> [WORKING DATA]:
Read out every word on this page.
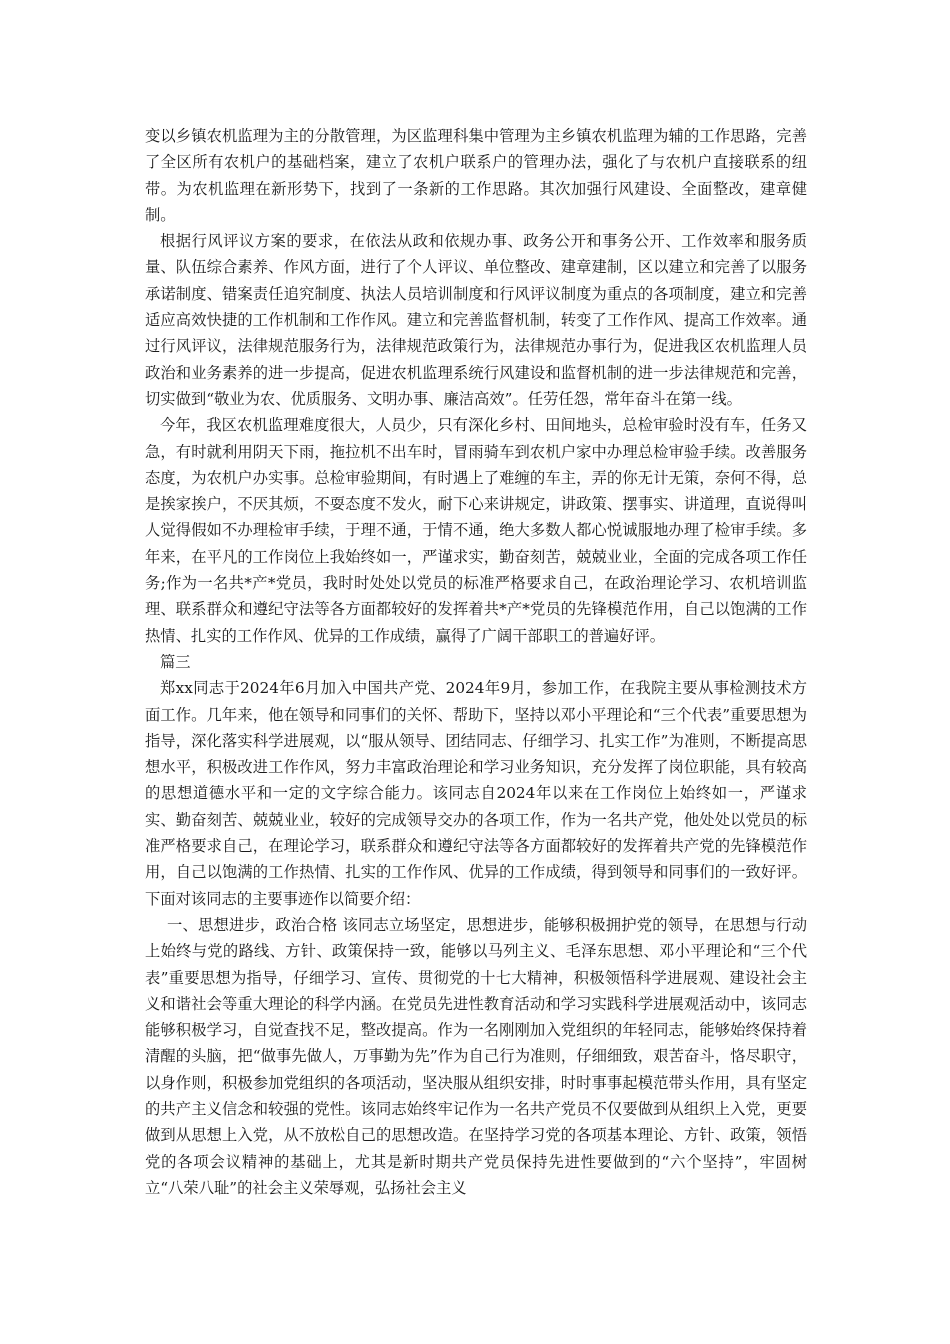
变以乡镇农机监理为主的分散管理，为区监理科集中管理为主乡镇农机监理为辅的工作思路，完善了全区所有农机户的基础档案，建立了农机户联系户的管理办法，强化了与农机户直接联系的纽带。为农机监理在新形势下，找到了一条新的工作思路。其次加强行风建设、全面整改，建章健制。

根据行风评议方案的要求，在依法从政和依规办事、政务公开和事务公开、工作效率和服务质量、队伍综合素养、作风方面，进行了个人评议、单位整改、建章建制，区以建立和完善了以服务承诺制度、错案责任追究制度、执法人员培训制度和行风评议制度为重点的各项制度，建立和完善适应高效快捷的工作机制和工作作风。建立和完善监督机制，转变了工作作风、提高工作效率。通过行风评议，法律规范服务行为，法律规范政策行为，法律规范办事行为，促进我区农机监理人员政治和业务素养的进一步提高，促进农机监理系统行风建设和监督机制的进一步法律规范和完善，切实做到“敬业为农、优质服务、文明办事、廉洁高效”。任劳任怨，常年奋斗在第一线。

今年，我区农机监理难度很大，人员少，只有深化乡村、田间地头，总检审验时没有车，任务又急，有时就利用阴天下雨，拖拉机不出车时，冒雨骑车到农机户家中办理总检审验手续。改善服务态度，为农机户办实事。总检审验期间，有时遇上了难缠的车主，弄的你无计无策，奈何不得，总是挨家挨户，不厌其烦，不耍态度不发火，耐下心来讲规定，讲政策、摆事实、讲道理，直说得叫人觉得假如不办理检审手续，于理不通，于情不通，绝大多数人都心悦诚服地办理了检审手续。多年来，在平凡的工作岗位上我始终如一，严谨求实，勤奋刻苦，兢兢业业，全面的完成各项工作任务;作为一名共*产*党员，我时时处处以党员的标准严格要求自己，在政治理论学习、农机培训监理、联系群众和遵纪守法等各方面都较好的发挥着共*产*党员的先锋模范作用，自己以饱满的工作热情、扎实的工作作风、优异的工作成绩，赢得了广阔干部职工的普遍好评。

篇三

郑xx同志于2024年6月加入中国共产党、2024年9月，参加工作，在我院主要从事检测技术方面工作。几年来，他在领导和同事们的关怀、帮助下，坚持以邓小平理论和“三个代表”重要思想为指导，深化落实科学进展观，以“服从领导、团结同志、仔细学习、扎实工作”为准则，不断提高思想水平，积极改进工作作风，努力丰富政治理论和学习业务知识，充分发挥了岗位职能，具有较高的思想道德水平和一定的文字综合能力。该同志自2024年以来在工作岗位上始终如一，严谨求实、勤奋刻苦、兢兢业业，较好的完成领导交办的各项工作，作为一名共产党，他处处以党员的标准严格要求自己，在理论学习，联系群众和遵纪守法等各方面都较好的发挥着共产党的先锋模范作用，自己以饱满的工作热情、扎实的工作作风、优异的工作成绩，得到领导和同事们的一致好评。下面对该同志的主要事迹作以简要介绍：

一、思想进步，政治合格 该同志立场坚定，思想进步，能够积极拥护党的领导，在思想与行动上始终与党的路线、方针、政策保持一致，能够以马列主义、毛泽东思想、邓小平理论和“三个代表”重要思想为指导，仔细学习、宣传、贯彻党的十七大精神，积极领悟科学进展观、建设社会主义和谐社会等重大理论的科学内涵。在党员先进性教育活动和学习实践科学进展观活动中，该同志能够积极学习，自觉查找不足，整改提高。作为一名刚刚加入党组织的年轻同志，能够始终保持着清醒的头脑，把“做事先做人，万事勤为先”作为自己行为准则，仔细细致，艰苦奋斗，恪尽职守，以身作则，积极参加党组织的各项活动，坚决服从组织安排，时时事事起模范带头作用，具有坚定的共产主义信念和较强的党性。该同志始终牢记作为一名共产党员不仅要做到从组织上入党，更要做到从思想上入党，从不放松自己的思想改造。在坚持学习党的各项基本理论、方针、政策，领悟党的各项会议精神的基础上，尤其是新时期共产党员保持先进性要做到的“六个坚持”，牢固树立“八荣八耻”的社会主义荣辱观，弘扬社会主义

> [WHAT TO PRODUCE]: Each record above should come back exactly the same, only without its pictures.

> [EXERCISE RESULT]:
Read out every word on this page.
变以乡镇农机监理为主的分散管理，为区监理科集中管理为主乡镇农机监理为辅的工作思路，完善了全区所有农机户的基础档案，建立了农机户联系户的管理办法，强化了与农机户直接联系的纽带。为农机监理在新形势下，找到了一条新的工作思路。其次加强行风建设、全面整改，建章健制。

根据行风评议方案的要求，在依法从政和依规办事、政务公开和事务公开、工作效率和服务质量、队伍综合素养、作风方面，进行了个人评议、单位整改、建章建制，区以建立和完善了以服务承诺制度、错案责任追究制度、执法人员培训制度和行风评议制度为重点的各项制度，建立和完善适应高效快捷的工作机制和工作作风。建立和完善监督机制，转变了工作作风、提高工作效率。通过行风评议，法律规范服务行为，法律规范政策行为，法律规范办事行为，促进我区农机监理人员政治和业务素养的进一步提高，促进农机监理系统行风建设和监督机制的进一步法律规范和完善，切实做到“敬业为农、优质服务、文明办事、廉洁高效”。任劳任怨，常年奋斗在第一线。

今年，我区农机监理难度很大，人员少，只有深化乡村、田间地头，总检审验时没有车，任务又急，有时就利用阴天下雨，拖拉机不出车时，冒雨骑车到农机户家中办理总检审验手续。改善服务态度，为农机户办实事。总检审验期间，有时遇上了难缠的车主，弄的你无计无策，奈何不得，总是挨家挨户，不厌其烦，不耍态度不发火，耐下心来讲规定，讲政策、摆事实、讲道理，直说得叫人觉得假如不办理检审手续，于理不通，于情不通，绝大多数人都心悦诚服地办理了检审手续。多年来，在平凡的工作岗位上我始终如一，严谨求实，勤奋刻苦，兢兢业业，全面的完成各项工作任务;作为一名共*产*党员，我时时处处以党员的标准严格要求自己，在政治理论学习、农机培训监理、联系群众和遵纪守法等各方面都较好的发挥着共*产*党员的先锋模范作用，自己以饱满的工作热情、扎实的工作作风、优异的工作成绩，赢得了广阔干部职工的普遍好评。

篇三

郑xx同志于2024年6月加入中国共产党、2024年9月，参加工作，在我院主要从事检测技术方面工作。几年来，他在领导和同事们的关怀、帮助下，坚持以邓小平理论和“三个代表”重要思想为指导，深化落实科学进展观，以“服从领导、团结同志、仔细学习、扎实工作”为准则，不断提高思想水平，积极改进工作作风，努力丰富政治理论和学习业务知识，充分发挥了岗位职能，具有较高的思想道德水平和一定的文字综合能力。该同志自2024年以来在工作岗位上始终如一，严谨求实、勤奋刻苦、兢兢业业，较好的完成领导交办的各项工作，作为一名共产党，他处处以党员的标准严格要求自己，在理论学习，联系群众和遵纪守法等各方面都较好的发挥着共产党的先锋模范作用，自己以饱满的工作热情、扎实的工作作风、优异的工作成绩，得到领导和同事们的一致好评。下面对该同志的主要事迹作以简要介绍：

一、思想进步，政治合格 该同志立场坚定，思想进步，能够积极拥护党的领导，在思想与行动上始终与党的路线、方针、政策保持一致，能够以马列主义、毛泽东思想、邓小平理论和“三个代表”重要思想为指导，仔细学习、宣传、贯彻党的十七大精神，积极领悟科学进展观、建设社会主义和谐社会等重大理论的科学内涵。在党员先进性教育活动和学习实践科学进展观活动中，该同志能够积极学习，自觉查找不足，整改提高。作为一名刚刚加入党组织的年轻同志，能够始终保持着清醒的头脑，把“做事先做人，万事勤为先”作为自己行为准则，仔细细致，艰苦奋斗，恪尽职守，以身作则，积极参加党组织的各项活动，坚决服从组织安排，时时事事起模范带头作用，具有坚定的共产主义信念和较强的党性。该同志始终牢记作为一名共产党员不仅要做到从组织上入党，更要做到从思想上入党，从不放松自己的思想改造。在坚持学习党的各项基本理论、方针、政策，领悟党的各项会议精神的基础上，尤其是新时期共产党员保持先进性要做到的“六个坚持”，牢固树立“八荣八耻”的社会主义荣辱观，弘扬社会主义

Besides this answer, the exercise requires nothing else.